● Problem statement
From the data that follows, report the number of lines including "JSON", and only that number.

=== Information supplied ===

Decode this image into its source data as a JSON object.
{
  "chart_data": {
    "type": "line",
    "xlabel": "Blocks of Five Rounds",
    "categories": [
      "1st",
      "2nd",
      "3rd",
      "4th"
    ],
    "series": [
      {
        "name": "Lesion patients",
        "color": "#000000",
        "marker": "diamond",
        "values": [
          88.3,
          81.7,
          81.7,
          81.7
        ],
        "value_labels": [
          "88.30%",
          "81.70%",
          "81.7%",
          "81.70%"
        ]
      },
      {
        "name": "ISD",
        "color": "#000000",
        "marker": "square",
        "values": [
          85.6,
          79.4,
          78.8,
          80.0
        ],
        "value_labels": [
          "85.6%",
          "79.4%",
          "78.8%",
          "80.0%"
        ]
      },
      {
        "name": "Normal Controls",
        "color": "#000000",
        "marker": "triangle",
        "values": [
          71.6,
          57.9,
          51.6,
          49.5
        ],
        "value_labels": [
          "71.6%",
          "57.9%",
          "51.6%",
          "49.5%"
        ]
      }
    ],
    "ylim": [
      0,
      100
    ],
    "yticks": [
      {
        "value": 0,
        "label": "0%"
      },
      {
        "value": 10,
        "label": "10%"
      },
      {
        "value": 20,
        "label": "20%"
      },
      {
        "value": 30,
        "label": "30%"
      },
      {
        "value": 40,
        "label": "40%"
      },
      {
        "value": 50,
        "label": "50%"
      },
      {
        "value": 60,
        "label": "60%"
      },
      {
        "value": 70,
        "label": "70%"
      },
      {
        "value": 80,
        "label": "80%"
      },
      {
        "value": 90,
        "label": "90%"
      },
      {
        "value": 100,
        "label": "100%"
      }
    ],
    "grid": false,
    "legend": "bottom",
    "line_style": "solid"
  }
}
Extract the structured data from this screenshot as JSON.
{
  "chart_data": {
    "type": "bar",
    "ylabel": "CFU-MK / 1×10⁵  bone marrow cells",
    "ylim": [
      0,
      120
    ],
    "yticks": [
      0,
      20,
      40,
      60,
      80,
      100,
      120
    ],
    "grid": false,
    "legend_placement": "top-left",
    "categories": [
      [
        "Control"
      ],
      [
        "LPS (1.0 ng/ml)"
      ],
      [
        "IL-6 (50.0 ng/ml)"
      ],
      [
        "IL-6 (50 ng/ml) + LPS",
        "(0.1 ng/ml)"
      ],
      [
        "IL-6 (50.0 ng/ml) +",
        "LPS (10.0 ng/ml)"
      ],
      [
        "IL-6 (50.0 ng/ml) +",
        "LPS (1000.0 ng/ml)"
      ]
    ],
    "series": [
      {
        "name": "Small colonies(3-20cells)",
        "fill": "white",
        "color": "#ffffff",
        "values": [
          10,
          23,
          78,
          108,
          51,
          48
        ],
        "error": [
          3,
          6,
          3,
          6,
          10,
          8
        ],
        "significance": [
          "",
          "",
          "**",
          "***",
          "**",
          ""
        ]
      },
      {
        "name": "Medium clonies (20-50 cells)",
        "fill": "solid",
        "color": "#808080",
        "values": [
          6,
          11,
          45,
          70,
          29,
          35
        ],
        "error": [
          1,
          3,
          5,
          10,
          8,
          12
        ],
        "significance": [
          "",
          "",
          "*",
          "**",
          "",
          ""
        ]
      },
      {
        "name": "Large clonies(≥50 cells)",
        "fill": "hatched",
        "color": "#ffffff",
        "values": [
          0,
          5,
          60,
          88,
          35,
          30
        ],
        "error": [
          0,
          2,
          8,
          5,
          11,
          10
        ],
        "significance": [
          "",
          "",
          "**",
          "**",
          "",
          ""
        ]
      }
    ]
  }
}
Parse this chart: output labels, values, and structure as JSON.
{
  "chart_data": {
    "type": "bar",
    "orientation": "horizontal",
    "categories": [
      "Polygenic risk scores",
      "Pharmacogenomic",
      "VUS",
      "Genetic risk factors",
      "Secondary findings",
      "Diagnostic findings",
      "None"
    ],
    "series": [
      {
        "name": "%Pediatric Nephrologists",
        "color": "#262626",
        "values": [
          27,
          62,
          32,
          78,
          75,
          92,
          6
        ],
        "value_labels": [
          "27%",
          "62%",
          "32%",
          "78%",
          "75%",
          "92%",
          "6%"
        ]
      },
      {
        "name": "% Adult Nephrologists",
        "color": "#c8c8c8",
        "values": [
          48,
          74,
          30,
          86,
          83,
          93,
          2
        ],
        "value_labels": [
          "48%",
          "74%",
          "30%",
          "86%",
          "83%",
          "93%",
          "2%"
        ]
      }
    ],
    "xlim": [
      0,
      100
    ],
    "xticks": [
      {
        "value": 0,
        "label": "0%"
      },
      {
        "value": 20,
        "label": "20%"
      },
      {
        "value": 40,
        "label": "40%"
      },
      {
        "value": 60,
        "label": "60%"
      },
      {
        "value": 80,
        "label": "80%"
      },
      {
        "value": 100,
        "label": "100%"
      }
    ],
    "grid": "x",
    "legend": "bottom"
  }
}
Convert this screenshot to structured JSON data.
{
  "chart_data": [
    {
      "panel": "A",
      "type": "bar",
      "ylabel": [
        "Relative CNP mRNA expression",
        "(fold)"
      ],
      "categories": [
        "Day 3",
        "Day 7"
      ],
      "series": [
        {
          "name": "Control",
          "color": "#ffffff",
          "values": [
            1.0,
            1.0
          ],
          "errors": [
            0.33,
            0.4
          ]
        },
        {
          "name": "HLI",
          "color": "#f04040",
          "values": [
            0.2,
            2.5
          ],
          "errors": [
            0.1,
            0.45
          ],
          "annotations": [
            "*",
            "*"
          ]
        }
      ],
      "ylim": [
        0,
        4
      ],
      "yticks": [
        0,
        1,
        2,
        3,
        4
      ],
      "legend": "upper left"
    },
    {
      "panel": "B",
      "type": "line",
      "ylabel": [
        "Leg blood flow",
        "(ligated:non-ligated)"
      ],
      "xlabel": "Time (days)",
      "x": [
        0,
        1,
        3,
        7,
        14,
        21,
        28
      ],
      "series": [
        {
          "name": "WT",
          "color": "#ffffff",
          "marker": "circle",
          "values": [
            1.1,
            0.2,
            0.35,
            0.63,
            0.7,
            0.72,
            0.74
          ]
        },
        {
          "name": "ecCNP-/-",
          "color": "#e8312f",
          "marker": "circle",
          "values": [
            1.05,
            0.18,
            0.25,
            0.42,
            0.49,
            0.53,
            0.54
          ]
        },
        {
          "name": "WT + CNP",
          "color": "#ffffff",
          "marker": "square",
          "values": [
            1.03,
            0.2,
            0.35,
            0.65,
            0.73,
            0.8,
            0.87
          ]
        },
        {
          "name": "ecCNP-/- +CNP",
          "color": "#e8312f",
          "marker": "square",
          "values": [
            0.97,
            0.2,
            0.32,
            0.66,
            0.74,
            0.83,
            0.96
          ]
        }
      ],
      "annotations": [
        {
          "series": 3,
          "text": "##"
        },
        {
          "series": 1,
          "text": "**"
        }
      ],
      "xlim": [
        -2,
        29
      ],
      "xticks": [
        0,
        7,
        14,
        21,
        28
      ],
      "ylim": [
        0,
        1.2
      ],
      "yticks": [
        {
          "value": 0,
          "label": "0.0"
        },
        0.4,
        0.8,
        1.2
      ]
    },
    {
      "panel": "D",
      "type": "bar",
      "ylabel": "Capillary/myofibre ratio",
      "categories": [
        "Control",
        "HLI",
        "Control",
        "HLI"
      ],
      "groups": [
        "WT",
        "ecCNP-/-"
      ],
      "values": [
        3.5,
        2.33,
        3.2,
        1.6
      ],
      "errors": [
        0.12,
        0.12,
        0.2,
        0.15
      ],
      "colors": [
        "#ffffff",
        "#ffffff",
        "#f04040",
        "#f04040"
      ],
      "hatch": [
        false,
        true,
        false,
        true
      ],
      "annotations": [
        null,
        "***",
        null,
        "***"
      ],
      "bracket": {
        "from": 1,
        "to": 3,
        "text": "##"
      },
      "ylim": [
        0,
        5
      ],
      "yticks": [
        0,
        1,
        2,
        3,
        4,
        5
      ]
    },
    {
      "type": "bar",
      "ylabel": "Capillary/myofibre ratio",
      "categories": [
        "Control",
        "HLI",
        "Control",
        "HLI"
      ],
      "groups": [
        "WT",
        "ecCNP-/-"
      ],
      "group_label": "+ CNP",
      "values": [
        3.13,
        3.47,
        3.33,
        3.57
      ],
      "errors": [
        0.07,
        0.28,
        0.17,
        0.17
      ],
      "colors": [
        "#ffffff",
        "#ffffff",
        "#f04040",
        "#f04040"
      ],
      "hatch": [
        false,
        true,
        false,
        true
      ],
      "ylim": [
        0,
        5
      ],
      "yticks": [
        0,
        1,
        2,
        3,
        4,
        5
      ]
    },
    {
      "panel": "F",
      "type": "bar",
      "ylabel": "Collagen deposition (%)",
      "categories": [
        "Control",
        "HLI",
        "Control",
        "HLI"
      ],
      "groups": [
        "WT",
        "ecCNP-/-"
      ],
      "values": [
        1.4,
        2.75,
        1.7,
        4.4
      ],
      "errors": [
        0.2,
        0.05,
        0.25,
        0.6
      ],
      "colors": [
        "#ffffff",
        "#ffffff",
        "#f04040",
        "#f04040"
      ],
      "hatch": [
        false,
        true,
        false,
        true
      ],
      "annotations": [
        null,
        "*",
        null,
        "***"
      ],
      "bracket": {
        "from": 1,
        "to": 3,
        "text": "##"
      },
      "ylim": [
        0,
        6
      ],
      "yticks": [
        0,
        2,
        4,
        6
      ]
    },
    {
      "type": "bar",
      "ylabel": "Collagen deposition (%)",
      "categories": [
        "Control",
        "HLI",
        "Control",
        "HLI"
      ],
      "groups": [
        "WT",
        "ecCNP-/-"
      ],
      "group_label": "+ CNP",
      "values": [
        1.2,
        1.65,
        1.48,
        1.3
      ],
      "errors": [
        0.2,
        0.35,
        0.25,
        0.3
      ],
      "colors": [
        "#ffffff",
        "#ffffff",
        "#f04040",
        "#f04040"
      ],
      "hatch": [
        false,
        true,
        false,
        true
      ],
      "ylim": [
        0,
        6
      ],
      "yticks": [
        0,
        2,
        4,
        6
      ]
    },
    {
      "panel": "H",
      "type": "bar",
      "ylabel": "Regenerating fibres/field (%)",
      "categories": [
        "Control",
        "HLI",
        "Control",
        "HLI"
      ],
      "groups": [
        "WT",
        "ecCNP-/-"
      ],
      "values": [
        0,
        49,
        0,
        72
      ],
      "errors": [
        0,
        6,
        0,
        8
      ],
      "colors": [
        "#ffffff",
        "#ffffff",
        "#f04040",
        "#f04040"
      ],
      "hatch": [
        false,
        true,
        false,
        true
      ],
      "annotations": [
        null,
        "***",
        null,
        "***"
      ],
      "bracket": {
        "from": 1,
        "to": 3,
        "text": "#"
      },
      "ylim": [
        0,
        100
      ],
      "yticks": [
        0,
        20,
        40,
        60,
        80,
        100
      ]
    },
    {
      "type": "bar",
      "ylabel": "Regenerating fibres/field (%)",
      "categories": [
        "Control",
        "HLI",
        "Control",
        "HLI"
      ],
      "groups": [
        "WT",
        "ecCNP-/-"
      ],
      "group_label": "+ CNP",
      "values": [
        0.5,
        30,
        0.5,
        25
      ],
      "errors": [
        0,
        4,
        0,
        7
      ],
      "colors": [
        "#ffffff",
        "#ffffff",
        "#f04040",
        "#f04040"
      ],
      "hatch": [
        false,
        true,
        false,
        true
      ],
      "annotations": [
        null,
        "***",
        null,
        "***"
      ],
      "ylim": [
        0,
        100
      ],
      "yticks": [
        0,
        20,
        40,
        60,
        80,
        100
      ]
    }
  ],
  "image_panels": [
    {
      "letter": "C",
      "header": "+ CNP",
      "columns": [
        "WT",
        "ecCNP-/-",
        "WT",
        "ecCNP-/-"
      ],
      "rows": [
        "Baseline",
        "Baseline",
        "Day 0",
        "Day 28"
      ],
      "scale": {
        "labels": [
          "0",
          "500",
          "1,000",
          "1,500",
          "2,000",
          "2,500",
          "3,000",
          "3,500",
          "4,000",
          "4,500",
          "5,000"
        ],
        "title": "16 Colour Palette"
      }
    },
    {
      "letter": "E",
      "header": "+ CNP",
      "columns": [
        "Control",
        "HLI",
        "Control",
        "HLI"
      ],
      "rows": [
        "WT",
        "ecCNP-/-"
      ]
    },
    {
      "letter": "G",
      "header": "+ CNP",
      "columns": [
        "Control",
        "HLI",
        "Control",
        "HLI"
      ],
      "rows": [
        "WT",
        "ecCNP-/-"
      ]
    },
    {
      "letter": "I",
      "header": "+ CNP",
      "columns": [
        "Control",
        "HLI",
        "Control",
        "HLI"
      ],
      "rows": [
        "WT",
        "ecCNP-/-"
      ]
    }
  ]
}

===

● Task response
4